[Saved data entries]
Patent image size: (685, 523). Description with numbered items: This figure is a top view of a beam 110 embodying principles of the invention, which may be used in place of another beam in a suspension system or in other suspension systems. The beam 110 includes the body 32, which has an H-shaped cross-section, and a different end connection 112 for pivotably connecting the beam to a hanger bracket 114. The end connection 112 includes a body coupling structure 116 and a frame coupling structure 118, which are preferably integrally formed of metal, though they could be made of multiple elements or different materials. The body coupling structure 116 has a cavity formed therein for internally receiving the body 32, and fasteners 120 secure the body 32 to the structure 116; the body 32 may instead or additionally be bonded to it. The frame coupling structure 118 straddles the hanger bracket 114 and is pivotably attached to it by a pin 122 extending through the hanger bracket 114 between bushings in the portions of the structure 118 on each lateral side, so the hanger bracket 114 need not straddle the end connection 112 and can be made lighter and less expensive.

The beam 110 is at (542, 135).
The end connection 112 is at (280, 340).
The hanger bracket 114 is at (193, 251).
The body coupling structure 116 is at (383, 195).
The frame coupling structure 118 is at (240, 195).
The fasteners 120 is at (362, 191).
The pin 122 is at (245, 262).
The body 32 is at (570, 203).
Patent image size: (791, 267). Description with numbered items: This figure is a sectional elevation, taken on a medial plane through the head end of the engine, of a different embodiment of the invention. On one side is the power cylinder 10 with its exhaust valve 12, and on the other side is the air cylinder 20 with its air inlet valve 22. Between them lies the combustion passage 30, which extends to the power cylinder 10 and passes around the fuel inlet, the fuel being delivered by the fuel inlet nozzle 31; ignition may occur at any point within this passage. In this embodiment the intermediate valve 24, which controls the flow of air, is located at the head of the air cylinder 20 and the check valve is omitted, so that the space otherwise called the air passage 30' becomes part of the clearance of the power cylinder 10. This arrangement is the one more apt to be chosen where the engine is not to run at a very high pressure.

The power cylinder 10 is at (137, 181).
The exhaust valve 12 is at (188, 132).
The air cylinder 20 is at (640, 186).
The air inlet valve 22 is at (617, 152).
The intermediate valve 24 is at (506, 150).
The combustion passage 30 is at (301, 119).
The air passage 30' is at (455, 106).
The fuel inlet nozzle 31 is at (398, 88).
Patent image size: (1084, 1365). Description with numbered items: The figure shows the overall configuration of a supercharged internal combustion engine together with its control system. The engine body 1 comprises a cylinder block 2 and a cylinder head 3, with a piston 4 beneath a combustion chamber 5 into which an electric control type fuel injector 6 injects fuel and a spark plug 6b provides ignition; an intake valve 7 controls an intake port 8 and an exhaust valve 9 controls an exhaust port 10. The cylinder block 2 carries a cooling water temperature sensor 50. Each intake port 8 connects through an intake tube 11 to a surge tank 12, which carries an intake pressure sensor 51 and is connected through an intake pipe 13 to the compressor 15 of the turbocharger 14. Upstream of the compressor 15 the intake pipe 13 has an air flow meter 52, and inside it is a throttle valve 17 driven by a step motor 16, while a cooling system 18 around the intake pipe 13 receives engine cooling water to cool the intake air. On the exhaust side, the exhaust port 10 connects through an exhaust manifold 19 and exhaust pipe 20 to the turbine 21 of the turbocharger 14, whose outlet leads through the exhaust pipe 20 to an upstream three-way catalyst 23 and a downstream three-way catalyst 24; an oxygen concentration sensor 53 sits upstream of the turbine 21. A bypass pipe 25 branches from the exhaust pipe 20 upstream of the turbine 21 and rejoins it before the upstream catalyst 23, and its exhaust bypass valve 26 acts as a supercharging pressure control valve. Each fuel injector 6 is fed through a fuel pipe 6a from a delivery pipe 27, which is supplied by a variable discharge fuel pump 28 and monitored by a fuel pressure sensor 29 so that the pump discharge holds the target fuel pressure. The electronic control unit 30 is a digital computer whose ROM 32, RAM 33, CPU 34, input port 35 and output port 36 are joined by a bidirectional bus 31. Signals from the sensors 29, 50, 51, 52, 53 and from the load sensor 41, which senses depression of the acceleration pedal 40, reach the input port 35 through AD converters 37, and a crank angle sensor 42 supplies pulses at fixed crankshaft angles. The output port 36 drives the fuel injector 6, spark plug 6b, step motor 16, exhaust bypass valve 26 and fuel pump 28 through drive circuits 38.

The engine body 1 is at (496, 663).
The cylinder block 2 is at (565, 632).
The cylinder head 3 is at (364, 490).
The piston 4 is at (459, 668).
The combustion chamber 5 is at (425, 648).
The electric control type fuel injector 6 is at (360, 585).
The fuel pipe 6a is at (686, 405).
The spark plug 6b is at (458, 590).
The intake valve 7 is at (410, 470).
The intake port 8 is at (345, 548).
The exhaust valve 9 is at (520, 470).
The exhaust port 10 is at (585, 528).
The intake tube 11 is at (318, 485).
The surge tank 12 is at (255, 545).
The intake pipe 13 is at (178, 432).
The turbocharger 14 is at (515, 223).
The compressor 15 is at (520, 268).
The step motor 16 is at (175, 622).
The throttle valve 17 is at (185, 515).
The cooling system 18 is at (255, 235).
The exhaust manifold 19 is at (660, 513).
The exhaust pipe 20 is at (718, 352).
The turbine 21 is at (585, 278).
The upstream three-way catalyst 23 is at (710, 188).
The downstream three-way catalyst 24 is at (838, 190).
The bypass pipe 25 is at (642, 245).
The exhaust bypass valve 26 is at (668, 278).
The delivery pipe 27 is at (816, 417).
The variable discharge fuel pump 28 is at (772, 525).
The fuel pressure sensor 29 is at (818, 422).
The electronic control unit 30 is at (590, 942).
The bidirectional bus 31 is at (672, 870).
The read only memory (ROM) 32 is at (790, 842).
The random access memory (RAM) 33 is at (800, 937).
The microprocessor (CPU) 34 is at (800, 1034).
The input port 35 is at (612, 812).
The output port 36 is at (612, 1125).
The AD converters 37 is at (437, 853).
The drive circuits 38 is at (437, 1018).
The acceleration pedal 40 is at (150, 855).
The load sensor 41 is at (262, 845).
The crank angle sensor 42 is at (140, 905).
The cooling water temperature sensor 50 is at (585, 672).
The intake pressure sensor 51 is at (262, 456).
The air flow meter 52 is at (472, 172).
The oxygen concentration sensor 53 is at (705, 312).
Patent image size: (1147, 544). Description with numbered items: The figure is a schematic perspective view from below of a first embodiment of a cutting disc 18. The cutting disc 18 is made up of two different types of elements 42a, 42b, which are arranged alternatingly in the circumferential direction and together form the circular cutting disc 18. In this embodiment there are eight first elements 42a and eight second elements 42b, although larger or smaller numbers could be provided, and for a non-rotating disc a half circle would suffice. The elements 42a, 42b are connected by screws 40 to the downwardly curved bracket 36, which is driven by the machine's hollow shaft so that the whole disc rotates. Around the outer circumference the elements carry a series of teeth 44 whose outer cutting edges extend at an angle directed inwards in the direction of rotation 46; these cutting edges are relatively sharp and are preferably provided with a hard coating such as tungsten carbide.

Exercise aim:
Rewrite every line of the records above as a JSON list of strings, one string per line, and leave out the blank lines.

Problem solution:
[
  "Patent image size: (685, 523). Description with numbered items: This figure is a top view of a beam 110 embodying principles of the invention, which may be used in place of another beam in a suspension system or in other suspension systems. The beam 110 includes the body 32, which has an H-shaped cross-section, and a different end connection 112 for pivotably connecting the beam to a hanger bracket 114. The end connection 112 includes a body coupling structure 116 and a frame coupling structure 118, which are preferably integrally formed of metal, though they could be made of multiple elements or different materials. The body coupling structure 116 has a cavity formed therein for internally receiving the body 32, and fasteners 120 secure the body 32 to the structure 116; the body 32 may instead or additionally be bonded to it. The frame coupling structure 118 straddles the hanger bracket 114 and is pivotably attached to it by a pin 122 extending through the hanger bracket 114 between bushings in the portions of the structure 118 on each lateral side, so the hanger bracket 114 need not straddle the end connection 112 and can be made lighter and less expensive.",
  "The beam 110 is at (542, 135).",
  "The end connection 112 is at (280, 340).",
  "The hanger bracket 114 is at (193, 251).",
  "The body coupling structure 116 is at (383, 195).",
  "The frame coupling structure 118 is at (240, 195).",
  "The fasteners 120 is at (362, 191).",
  "The pin 122 is at (245, 262).",
  "The body 32 is at (570, 203).",
  "Patent image size: (791, 267). Description with numbered items: This figure is a sectional elevation, taken on a medial plane through the head end of the engine, of a different embodiment of the invention. On one side is the power cylinder 10 with its exhaust valve 12, and on the other side is the air cylinder 20 with its air inlet valve 22. Between them lies the combustion passage 30, which extends to the power cylinder 10 and passes around the fuel inlet, the fuel being delivered by the fuel inlet nozzle 31; ignition may occur at any point within this passage. In this embodiment the intermediate valve 24, which controls the flow of air, is located at the head of the air cylinder 20 and the check valve is omitted, so that the space otherwise called the air passage 30' becomes part of the clearance of the power cylinder 10. This arrangement is the one more apt to be chosen where the engine is not to run at a very high pressure.",
  "The power cylinder 10 is at (137, 181).",
  "The exhaust valve 12 is at (188, 132).",
  "The air cylinder 20 is at (640, 186).",
  "The air inlet valve 22 is at (617, 152).",
  "The intermediate valve 24 is at (506, 150).",
  "The combustion passage 30 is at (301, 119).",
  "The air passage 30' is at (455, 106).",
  "The fuel inlet nozzle 31 is at (398, 88).",
  "Patent image size: (1084, 1365). Description with numbered items: The figure shows the overall configuration of a supercharged internal combustion engine together with its control system. The engine body 1 comprises a cylinder block 2 and a cylinder head 3, with a piston 4 beneath a combustion chamber 5 into which an electric control type fuel injector 6 injects fuel and a spark plug 6b provides ignition; an intake valve 7 controls an intake port 8 and an exhaust valve 9 controls an exhaust port 10. The cylinder block 2 carries a cooling water temperature sensor 50. Each intake port 8 connects through an intake tube 11 to a surge tank 12, which carries an intake pressure sensor 51 and is connected through an intake pipe 13 to the compressor 15 of the turbocharger 14. Upstream of the compressor 15 the intake pipe 13 has an air flow meter 52, and inside it is a throttle valve 17 driven by a step motor 16, while a cooling system 18 around the intake pipe 13 receives engine cooling water to cool the intake air. On the exhaust side, the exhaust port 10 connects through an exhaust manifold 19 and exhaust pipe 20 to the turbine 21 of the turbocharger 14, whose outlet leads through the exhaust pipe 20 to an upstream three-way catalyst 23 and a downstream three-way catalyst 24; an oxygen concentration sensor 53 sits upstream of the turbine 21. A bypass pipe 25 branches from the exhaust pipe 20 upstream of the turbine 21 and rejoins it before the upstream catalyst 23, and its exhaust bypass valve 26 acts as a supercharging pressure control valve. Each fuel injector 6 is fed through a fuel pipe 6a from a delivery pipe 27, which is supplied by a variable discharge fuel pump 28 and monitored by a fuel pressure sensor 29 so that the pump discharge holds the target fuel pressure. The electronic control unit 30 is a digital computer whose ROM 32, RAM 33, CPU 34, input port 35 and output port 36 are joined by a bidirectional bus 31. Signals from the sensors 29, 50, 51, 52, 53 and from the load sensor 41, which senses depression of the acceleration pedal 40, reach the input port 35 through AD converters 37, and a crank angle sensor 42 supplies pulses at fixed crankshaft angles. The output port 36 drives the fuel injector 6, spark plug 6b, step motor 16, exhaust bypass valve 26 and fuel pump 28 through drive circuits 38.",
  "The engine body 1 is at (496, 663).",
  "The cylinder block 2 is at (565, 632).",
  "The cylinder head 3 is at (364, 490).",
  "The piston 4 is at (459, 668).",
  "The combustion chamber 5 is at (425, 648).",
  "The electric control type fuel injector 6 is at (360, 585).",
  "The fuel pipe 6a is at (686, 405).",
  "The spark plug 6b is at (458, 590).",
  "The intake valve 7 is at (410, 470).",
  "The intake port 8 is at (345, 548).",
  "The exhaust valve 9 is at (520, 470).",
  "The exhaust port 10 is at (585, 528).",
  "The intake tube 11 is at (318, 485).",
  "The surge tank 12 is at (255, 545).",
  "The intake pipe 13 is at (178, 432).",
  "The turbocharger 14 is at (515, 223).",
  "The compressor 15 is at (520, 268).",
  "The step motor 16 is at (175, 622).",
  "The throttle valve 17 is at (185, 515).",
  "The cooling system 18 is at (255, 235).",
  "The exhaust manifold 19 is at (660, 513).",
  "The exhaust pipe 20 is at (718, 352).",
  "The turbine 21 is at (585, 278).",
  "The upstream three-way catalyst 23 is at (710, 188).",
  "The downstream three-way catalyst 24 is at (838, 190).",
  "The bypass pipe 25 is at (642, 245).",
  "The exhaust bypass valve 26 is at (668, 278).",
  "The delivery pipe 27 is at (816, 417).",
  "The variable discharge fuel pump 28 is at (772, 525).",
  "The fuel pressure sensor 29 is at (818, 422).",
  "The electronic control unit 30 is at (590, 942).",
  "The bidirectional bus 31 is at (672, 870).",
  "The read only memory (ROM) 32 is at (790, 842).",
  "The random access memory (RAM) 33 is at (800, 937).",
  "The microprocessor (CPU) 34 is at (800, 1034).",
  "The input port 35 is at (612, 812).",
  "The output port 36 is at (612, 1125).",
  "The AD converters 37 is at (437, 853).",
  "The drive circuits 38 is at (437, 1018).",
  "The acceleration pedal 40 is at (150, 855).",
  "The load sensor 41 is at (262, 845).",
  "The crank angle sensor 42 is at (140, 905).",
  "The cooling water temperature sensor 50 is at (585, 672).",
  "The intake pressure sensor 51 is at (262, 456).",
  "The air flow meter 52 is at (472, 172).",
  "The oxygen concentration sensor 53 is at (705, 312).",
  "Patent image size: (1147, 544). Description with numbered items: The figure is a schematic perspective view from below of a first embodiment of a cutting disc 18. The cutting disc 18 is made up of two different types of elements 42a, 42b, which are arranged alternatingly in the circumferential direction and together form the circular cutting disc 18. In this embodiment there are eight first elements 42a and eight second elements 42b, although larger or smaller numbers could be provided, and for a non-rotating disc a half circle would suffice. The elements 42a, 42b are connected by screws 40 to the downwardly curved bracket 36, which is driven by the machine's hollow shaft so that the whole disc rotates. Around the outer circumference the elements carry a series of teeth 44 whose outer cutting edges extend at an angle directed inwards in the direction of rotation 46; these cutting edges are relatively sharp and are preferably provided with a hard coating such as tungsten carbide."
]